__Prompt__
Among the lines below, list those containing the string "from".

__Data provided__
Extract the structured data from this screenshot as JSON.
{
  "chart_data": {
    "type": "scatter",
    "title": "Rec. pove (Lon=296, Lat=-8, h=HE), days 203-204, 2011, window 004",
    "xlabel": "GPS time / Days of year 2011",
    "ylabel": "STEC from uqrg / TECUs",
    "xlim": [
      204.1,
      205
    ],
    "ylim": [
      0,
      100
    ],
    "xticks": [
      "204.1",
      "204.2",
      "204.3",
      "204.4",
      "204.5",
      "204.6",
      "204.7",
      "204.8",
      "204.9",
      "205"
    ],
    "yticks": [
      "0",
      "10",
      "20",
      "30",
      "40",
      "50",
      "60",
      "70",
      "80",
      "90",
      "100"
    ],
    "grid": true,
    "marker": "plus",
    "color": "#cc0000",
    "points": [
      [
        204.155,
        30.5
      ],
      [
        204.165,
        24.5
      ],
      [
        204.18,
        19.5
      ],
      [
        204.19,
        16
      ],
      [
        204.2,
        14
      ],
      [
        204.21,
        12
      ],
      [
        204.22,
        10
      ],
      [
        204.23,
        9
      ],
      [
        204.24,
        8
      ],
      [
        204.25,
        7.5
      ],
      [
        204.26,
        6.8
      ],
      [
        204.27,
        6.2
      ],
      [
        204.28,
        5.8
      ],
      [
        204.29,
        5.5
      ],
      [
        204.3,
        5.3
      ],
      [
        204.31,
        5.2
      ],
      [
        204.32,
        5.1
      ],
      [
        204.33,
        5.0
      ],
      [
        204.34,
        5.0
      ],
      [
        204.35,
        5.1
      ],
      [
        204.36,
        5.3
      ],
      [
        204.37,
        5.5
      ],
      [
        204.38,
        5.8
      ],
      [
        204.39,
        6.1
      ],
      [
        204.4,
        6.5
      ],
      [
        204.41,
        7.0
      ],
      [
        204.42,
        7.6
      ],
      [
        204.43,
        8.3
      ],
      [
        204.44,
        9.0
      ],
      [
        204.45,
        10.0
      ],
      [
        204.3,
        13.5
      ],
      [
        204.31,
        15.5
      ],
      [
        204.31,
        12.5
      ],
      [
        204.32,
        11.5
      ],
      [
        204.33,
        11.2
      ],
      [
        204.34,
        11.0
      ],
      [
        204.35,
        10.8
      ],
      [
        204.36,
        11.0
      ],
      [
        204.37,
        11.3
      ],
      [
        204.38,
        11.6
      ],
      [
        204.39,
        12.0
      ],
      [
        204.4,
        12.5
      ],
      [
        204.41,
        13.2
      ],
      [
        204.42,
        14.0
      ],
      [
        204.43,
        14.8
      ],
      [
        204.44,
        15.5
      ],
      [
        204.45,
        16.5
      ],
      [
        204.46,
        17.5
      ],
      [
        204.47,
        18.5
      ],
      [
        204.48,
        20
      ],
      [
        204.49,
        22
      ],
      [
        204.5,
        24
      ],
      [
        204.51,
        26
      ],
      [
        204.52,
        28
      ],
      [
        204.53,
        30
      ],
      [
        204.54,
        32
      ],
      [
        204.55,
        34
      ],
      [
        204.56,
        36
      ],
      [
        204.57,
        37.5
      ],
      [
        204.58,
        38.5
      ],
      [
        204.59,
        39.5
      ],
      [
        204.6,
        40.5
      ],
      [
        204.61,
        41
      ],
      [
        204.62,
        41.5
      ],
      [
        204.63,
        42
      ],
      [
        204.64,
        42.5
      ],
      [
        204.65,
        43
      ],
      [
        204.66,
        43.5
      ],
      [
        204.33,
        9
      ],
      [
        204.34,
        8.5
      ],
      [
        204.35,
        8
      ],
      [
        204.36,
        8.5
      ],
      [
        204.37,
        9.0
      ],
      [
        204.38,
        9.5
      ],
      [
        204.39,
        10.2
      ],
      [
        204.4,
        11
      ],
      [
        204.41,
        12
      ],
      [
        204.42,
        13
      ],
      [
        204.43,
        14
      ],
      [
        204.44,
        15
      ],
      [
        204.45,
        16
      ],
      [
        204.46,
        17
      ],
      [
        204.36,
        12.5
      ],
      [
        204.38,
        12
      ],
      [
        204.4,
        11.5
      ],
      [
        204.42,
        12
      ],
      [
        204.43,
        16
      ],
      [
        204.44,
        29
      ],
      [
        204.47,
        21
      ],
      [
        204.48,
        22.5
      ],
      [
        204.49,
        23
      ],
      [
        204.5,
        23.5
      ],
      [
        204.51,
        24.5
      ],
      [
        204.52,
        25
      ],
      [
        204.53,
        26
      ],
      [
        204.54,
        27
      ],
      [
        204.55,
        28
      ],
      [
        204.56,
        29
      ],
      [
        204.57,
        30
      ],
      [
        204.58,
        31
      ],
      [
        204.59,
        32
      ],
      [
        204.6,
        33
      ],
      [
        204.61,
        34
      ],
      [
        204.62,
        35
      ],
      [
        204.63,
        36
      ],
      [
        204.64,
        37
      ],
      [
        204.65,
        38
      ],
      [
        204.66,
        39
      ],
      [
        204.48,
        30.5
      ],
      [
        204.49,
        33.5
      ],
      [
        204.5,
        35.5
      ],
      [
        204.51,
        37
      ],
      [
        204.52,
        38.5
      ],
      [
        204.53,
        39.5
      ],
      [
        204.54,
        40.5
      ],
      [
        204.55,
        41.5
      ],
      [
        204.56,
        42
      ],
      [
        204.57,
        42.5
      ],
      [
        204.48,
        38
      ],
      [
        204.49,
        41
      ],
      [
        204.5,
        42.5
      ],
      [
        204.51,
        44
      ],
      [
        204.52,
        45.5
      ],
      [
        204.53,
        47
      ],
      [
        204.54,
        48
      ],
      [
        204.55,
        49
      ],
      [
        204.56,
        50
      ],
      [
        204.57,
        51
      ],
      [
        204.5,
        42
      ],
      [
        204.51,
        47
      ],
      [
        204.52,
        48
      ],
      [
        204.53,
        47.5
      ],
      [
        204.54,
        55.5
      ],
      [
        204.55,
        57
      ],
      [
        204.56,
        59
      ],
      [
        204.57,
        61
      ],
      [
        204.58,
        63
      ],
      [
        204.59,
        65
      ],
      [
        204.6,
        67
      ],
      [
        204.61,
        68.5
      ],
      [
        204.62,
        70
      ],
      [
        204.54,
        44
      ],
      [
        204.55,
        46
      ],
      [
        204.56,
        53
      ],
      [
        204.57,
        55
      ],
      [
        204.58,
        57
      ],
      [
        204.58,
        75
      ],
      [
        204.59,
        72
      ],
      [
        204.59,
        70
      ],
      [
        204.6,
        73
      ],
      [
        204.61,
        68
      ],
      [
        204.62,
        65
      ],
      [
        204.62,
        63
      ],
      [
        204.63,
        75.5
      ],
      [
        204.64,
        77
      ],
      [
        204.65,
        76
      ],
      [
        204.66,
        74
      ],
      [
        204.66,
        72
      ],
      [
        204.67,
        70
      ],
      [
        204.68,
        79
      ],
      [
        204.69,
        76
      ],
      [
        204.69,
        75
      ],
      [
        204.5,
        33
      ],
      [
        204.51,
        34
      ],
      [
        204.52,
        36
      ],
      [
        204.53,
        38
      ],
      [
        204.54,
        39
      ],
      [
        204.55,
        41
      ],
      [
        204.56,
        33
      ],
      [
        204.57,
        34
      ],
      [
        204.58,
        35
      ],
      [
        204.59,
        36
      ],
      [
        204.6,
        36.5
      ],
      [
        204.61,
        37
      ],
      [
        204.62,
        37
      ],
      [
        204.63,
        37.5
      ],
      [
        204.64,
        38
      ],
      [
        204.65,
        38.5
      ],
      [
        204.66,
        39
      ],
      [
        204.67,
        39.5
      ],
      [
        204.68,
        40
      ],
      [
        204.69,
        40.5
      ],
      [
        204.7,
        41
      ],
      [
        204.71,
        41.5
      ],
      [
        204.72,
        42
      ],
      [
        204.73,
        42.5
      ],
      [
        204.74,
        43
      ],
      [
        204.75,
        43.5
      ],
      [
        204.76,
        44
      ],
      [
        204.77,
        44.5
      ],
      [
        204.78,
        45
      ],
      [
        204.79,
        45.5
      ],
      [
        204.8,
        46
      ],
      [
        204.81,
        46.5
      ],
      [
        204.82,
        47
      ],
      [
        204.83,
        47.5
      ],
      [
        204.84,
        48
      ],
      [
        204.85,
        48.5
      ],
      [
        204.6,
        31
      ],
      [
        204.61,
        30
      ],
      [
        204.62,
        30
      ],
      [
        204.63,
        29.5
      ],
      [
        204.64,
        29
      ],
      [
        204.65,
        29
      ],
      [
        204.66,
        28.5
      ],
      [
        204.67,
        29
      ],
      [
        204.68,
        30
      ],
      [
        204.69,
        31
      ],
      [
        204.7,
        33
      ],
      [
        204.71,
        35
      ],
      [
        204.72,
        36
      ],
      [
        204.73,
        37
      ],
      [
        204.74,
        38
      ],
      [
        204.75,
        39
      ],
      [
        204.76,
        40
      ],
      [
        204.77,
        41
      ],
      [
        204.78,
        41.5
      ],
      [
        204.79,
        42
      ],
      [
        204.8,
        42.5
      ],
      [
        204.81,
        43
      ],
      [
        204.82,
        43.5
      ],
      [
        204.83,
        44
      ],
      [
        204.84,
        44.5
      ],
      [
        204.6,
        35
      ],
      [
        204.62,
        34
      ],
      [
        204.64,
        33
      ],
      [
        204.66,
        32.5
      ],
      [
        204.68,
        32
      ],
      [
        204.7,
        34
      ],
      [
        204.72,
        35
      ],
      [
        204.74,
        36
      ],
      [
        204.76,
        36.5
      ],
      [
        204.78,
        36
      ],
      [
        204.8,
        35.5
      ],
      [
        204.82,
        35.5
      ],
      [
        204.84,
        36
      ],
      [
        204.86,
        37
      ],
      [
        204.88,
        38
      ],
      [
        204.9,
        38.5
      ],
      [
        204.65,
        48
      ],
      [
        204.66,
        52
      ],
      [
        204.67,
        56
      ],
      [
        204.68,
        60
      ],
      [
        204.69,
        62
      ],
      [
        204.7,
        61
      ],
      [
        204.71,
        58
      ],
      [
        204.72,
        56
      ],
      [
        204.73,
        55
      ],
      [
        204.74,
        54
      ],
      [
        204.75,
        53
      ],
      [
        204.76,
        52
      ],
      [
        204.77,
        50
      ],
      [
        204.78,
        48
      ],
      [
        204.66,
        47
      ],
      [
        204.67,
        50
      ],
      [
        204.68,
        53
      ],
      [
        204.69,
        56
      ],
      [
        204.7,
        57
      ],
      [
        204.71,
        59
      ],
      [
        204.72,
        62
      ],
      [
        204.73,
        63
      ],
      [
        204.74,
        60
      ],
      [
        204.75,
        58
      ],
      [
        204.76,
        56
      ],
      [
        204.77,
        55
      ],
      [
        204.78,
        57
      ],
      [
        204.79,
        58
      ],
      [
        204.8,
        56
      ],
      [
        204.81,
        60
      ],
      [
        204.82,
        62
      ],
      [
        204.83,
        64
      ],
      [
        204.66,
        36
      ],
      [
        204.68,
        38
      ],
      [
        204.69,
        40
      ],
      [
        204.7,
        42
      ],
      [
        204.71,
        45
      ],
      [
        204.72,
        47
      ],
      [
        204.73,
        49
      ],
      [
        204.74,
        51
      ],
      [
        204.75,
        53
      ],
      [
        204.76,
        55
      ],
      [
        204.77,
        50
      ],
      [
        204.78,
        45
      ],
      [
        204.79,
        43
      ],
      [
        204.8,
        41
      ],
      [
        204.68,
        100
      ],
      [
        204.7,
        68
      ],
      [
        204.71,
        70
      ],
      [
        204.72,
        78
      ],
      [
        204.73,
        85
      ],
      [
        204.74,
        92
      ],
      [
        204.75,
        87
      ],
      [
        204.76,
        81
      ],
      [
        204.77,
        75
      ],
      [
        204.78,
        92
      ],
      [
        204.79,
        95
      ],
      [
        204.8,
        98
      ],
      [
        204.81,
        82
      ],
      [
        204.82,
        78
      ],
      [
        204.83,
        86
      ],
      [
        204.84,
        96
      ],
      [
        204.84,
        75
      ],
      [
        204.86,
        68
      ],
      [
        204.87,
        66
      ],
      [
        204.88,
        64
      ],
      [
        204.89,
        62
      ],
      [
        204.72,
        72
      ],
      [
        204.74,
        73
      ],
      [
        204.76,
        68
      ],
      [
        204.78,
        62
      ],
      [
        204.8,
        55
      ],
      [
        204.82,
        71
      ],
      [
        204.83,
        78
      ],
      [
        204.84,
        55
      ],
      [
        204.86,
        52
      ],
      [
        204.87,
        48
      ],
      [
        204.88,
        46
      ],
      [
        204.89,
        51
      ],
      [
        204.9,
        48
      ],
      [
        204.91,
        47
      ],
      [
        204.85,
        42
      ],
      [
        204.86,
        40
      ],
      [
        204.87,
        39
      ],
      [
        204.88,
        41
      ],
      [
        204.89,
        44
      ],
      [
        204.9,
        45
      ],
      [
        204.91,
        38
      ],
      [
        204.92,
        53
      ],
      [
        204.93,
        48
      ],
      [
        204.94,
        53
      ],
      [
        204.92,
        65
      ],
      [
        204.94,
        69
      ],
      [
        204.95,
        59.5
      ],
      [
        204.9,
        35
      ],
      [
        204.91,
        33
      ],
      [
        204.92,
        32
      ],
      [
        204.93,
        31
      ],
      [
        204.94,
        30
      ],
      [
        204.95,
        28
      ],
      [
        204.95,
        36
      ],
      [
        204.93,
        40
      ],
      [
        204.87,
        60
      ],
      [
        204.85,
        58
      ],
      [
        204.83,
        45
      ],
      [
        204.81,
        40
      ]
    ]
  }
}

__The reply__
Extract the structured data from this screenshot as JSON.
    "ylabel": "STEC from uqrg / TECUs",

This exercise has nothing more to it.